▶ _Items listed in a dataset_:
'''
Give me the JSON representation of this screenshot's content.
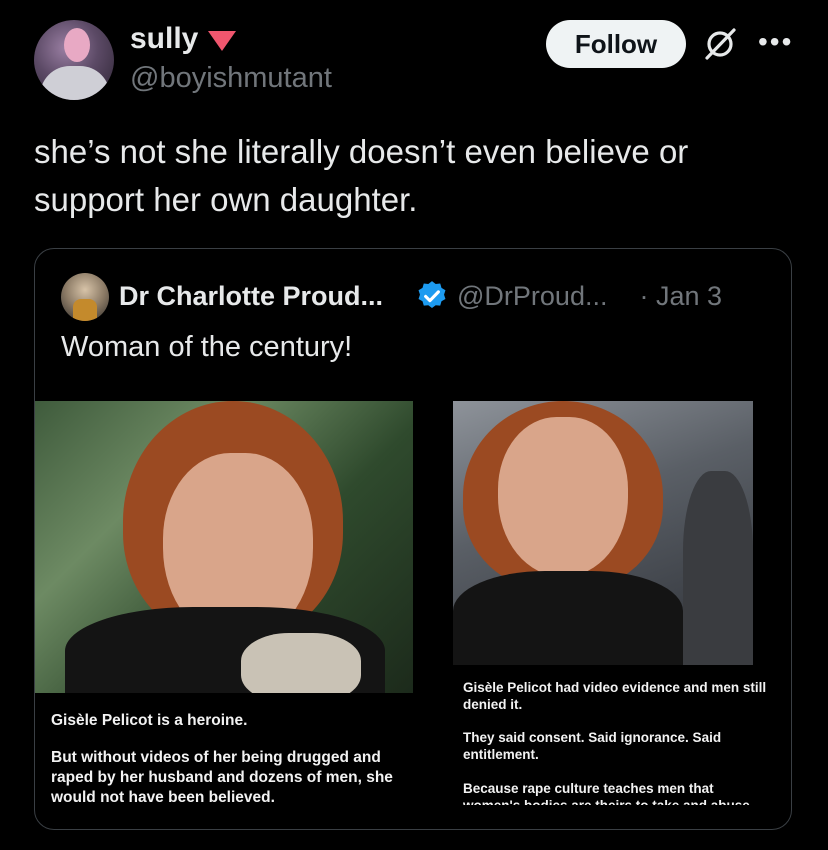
{
  "author": {
    "display_name": "sully",
    "handle": "@boyishmutant",
    "badge_color": "#f0566e"
  },
  "actions": {
    "follow_label": "Follow",
    "grok_icon": "grok-icon",
    "more_icon": "more-icon"
  },
  "tweet": {
    "text": "she’s not she literally doesn’t even believe or support her own daughter."
  },
  "quote": {
    "name": "Dr Charlotte Proud...",
    "handle": "@DrProud...",
    "date": "· Jan 3",
    "text": "Woman of the century!",
    "verified_color": "#1d9bf0",
    "media": {
      "left_caption_1": "Gisèle Pelicot is a heroine.",
      "left_caption_2": "But without videos of her being drugged and raped by her husband and dozens of men, she would not have been believed.",
      "right_caption_1": "Gisèle Pelicot had video evidence and men still denied it.",
      "right_caption_2": "They said consent. Said ignorance. Said entitlement.",
      "right_caption_3": "Because rape culture teaches men that women's bodies are theirs to take and abuse."
    }
  }
}
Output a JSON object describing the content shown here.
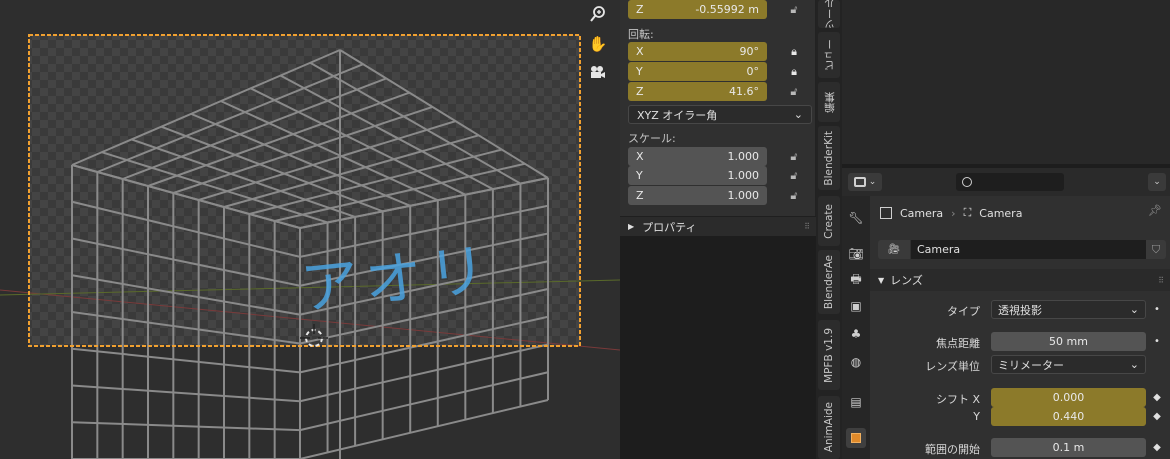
{
  "npanel": {
    "loc_z": {
      "axis": "Z",
      "value": "-0.55992 m"
    },
    "rotation_label": "回転:",
    "rotation": [
      {
        "axis": "X",
        "value": "90°"
      },
      {
        "axis": "Y",
        "value": "0°"
      },
      {
        "axis": "Z",
        "value": "41.6°"
      }
    ],
    "rotation_mode": "XYZ オイラー角",
    "scale_label": "スケール:",
    "scale": [
      {
        "axis": "X",
        "value": "1.000"
      },
      {
        "axis": "Y",
        "value": "1.000"
      },
      {
        "axis": "Z",
        "value": "1.000"
      }
    ],
    "properties_label": "プロパティ"
  },
  "vtabs": {
    "tab0": "ツール",
    "tab1": "ビュー",
    "tab2": "編集",
    "tab3": "BlenderKit",
    "tab4": "Create",
    "tab5": "BlenderAe",
    "tab6": "MPFB v1.9",
    "tab7": "AnimAide"
  },
  "viewport": {
    "annotation": "アオリ"
  },
  "props": {
    "breadcrumb_object": "Camera",
    "breadcrumb_data": "Camera",
    "datablock_name": "Camera",
    "section_title": "レンズ",
    "type_label": "タイプ",
    "type_value": "透視投影",
    "focal_label": "焦点距離",
    "focal_value": "50 mm",
    "lens_unit_label": "レンズ単位",
    "lens_unit_value": "ミリメーター",
    "shift_x_label": "シフト X",
    "shift_x_value": "0.000",
    "shift_y_label": "Y",
    "shift_y_value": "0.440",
    "clip_start_label": "範囲の開始",
    "clip_start_value": "0.1 m"
  },
  "colors": {
    "animated_field": "#8c7a2a",
    "camera_frame": "#f0a030",
    "annotation": "#4aa3e0"
  }
}
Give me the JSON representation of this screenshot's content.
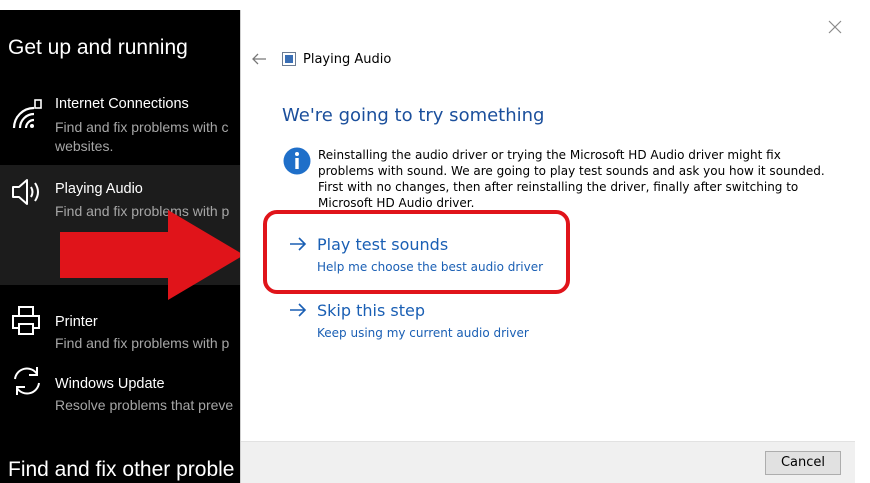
{
  "settings": {
    "heading": "Get up and running",
    "footer_heading": "Find and fix other proble",
    "items": [
      {
        "title": "Internet Connections",
        "sub_line1": "Find and fix problems with c",
        "sub_line2": "websites.",
        "icon": "wifi-icon"
      },
      {
        "title": "Playing Audio",
        "sub_line1": "Find and fix problems with p",
        "icon": "speaker-icon"
      },
      {
        "title": "Printer",
        "sub_line1": "Find and fix problems with p",
        "icon": "printer-icon"
      },
      {
        "title": "Windows Update",
        "sub_line1": "Resolve problems that preve",
        "icon": "refresh-icon"
      }
    ]
  },
  "annotation": {
    "arrow_color": "#e0141a",
    "box_color": "#e0141a"
  },
  "dialog": {
    "title": "Playing Audio",
    "heading": "We're going to try something",
    "info": "Reinstalling the audio driver or trying the Microsoft HD Audio driver might fix problems with sound. We are going to play test sounds and ask you how it sounded. First with no changes, then after reinstalling the driver, finally after switching to Microsoft HD Audio driver.",
    "options": [
      {
        "title": "Play test sounds",
        "sub": "Help me choose the best audio driver"
      },
      {
        "title": "Skip this step",
        "sub": "Keep using my current audio driver"
      }
    ],
    "cancel_label": "Cancel"
  }
}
'''
▶ _WRITTEN PROBLEM_: Gather each line that holds "annotation".

▶ _CORRECT RESPONSE_:
    "annotation": "アオリ"
    "annotation": "#4aa3e0"
  "annotation": {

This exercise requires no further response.